SHORT EXERCISE:
Return all of the entries word for word, but omit the pictures they contain.

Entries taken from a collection
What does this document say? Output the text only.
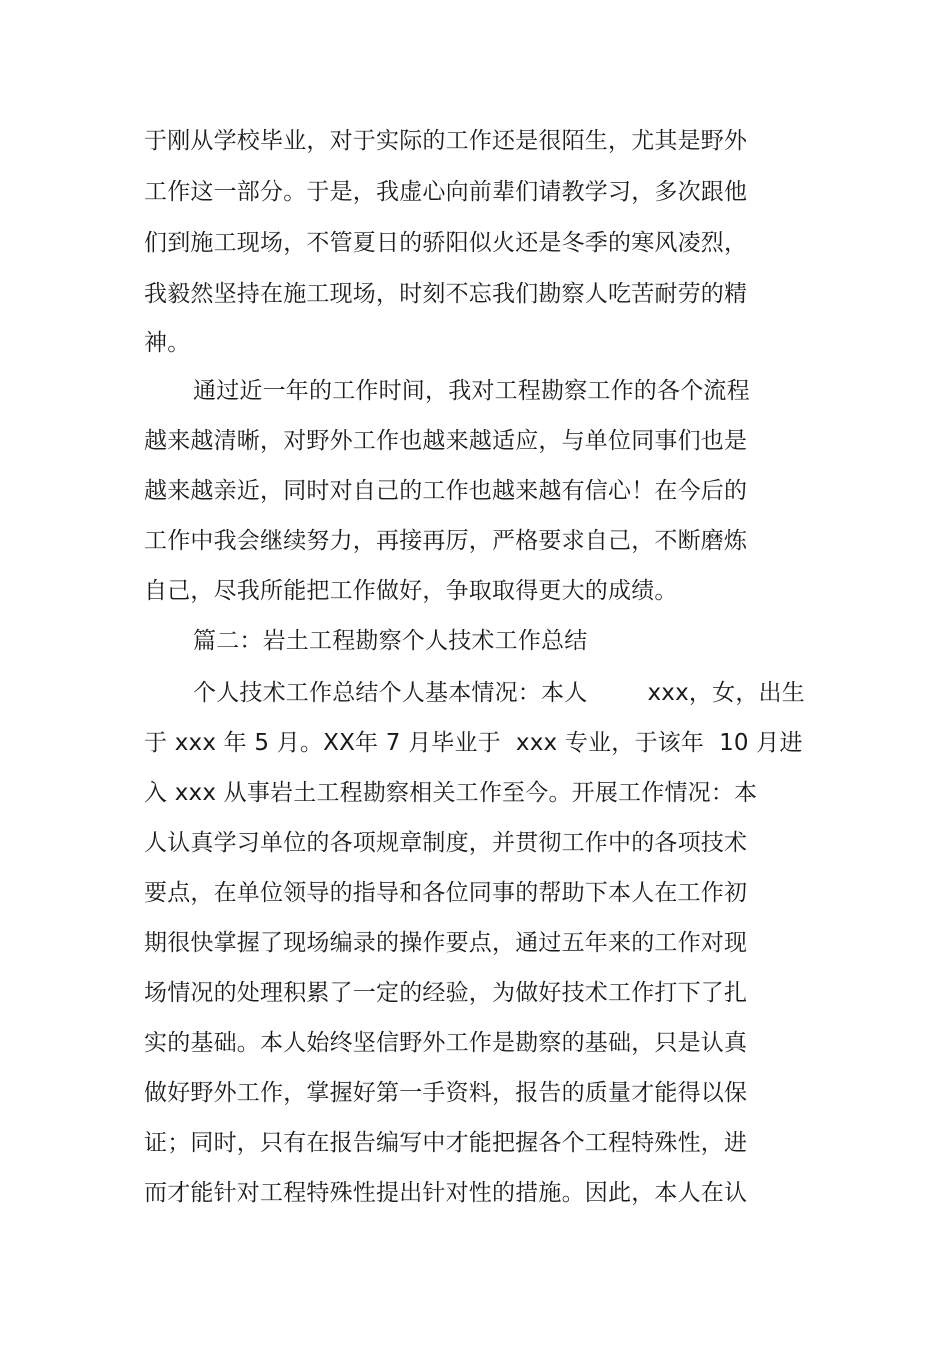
于刚从学校毕业，对于实际的工作还是很陌生，尤其是野外
工作这一部分。于是，我虚心向前辈们请教学习，多次跟他
们到施工现场，不管夏日的骄阳似火还是冬季的寒风凌烈，
我毅然坚持在施工现场，时刻不忘我们勘察人吃苦耐劳的精
神。
通过近一年的工作时间，我对工程勘察工作的各个流程
越来越清晰，对野外工作也越来越适应，与单位同事们也是
越来越亲近，同时对自己的工作也越来越有信心！在今后的
工作中我会继续努力，再接再厉，严格要求自己，不断磨炼
自己，尽我所能把工作做好，争取取得更大的成绩。
篇二：岩土工程勘察个人技术工作总结
个人技术工作总结个人基本情况：本人        xxx，女，出生
于 xxx 年 5 月。XX年 7 月毕业于  xxx 专业，于该年  10 月进
入 xxx 从事岩土工程勘察相关工作至今。开展工作情况：本
人认真学习单位的各项规章制度，并贯彻工作中的各项技术
要点，在单位领导的指导和各位同事的帮助下本人在工作初
期很快掌握了现场编录的操作要点，通过五年来的工作对现
场情况的处理积累了一定的经验，为做好技术工作打下了扎
实的基础。本人始终坚信野外工作是勘察的基础，只是认真
做好野外工作，掌握好第一手资料，报告的质量才能得以保
证；同时，只有在报告编写中才能把握各个工程特殊性，进
而才能针对工程特殊性提出针对性的措施。因此，本人在认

SOLUTION FOR THIS EXERCISE:
What does this document say? Output the text only.
于刚从学校毕业，对于实际的工作还是很陌生，尤其是野外
工作这一部分。于是，我虚心向前辈们请教学习，多次跟他
们到施工现场，不管夏日的骄阳似火还是冬季的寒风凌烈，
我毅然坚持在施工现场，时刻不忘我们勘察人吃苦耐劳的精
神。
通过近一年的工作时间，我对工程勘察工作的各个流程
越来越清晰，对野外工作也越来越适应，与单位同事们也是
越来越亲近，同时对自己的工作也越来越有信心！在今后的
工作中我会继续努力，再接再厉，严格要求自己，不断磨炼
自己，尽我所能把工作做好，争取取得更大的成绩。
篇二：岩土工程勘察个人技术工作总结
个人技术工作总结个人基本情况：本人        xxx，女，出生
于 xxx 年 5 月。XX年 7 月毕业于  xxx 专业，于该年  10 月进
入 xxx 从事岩土工程勘察相关工作至今。开展工作情况：本
人认真学习单位的各项规章制度，并贯彻工作中的各项技术
要点，在单位领导的指导和各位同事的帮助下本人在工作初
期很快掌握了现场编录的操作要点，通过五年来的工作对现
场情况的处理积累了一定的经验，为做好技术工作打下了扎
实的基础。本人始终坚信野外工作是勘察的基础，只是认真
做好野外工作，掌握好第一手资料，报告的质量才能得以保
证；同时，只有在报告编写中才能把握各个工程特殊性，进
而才能针对工程特殊性提出针对性的措施。因此，本人在认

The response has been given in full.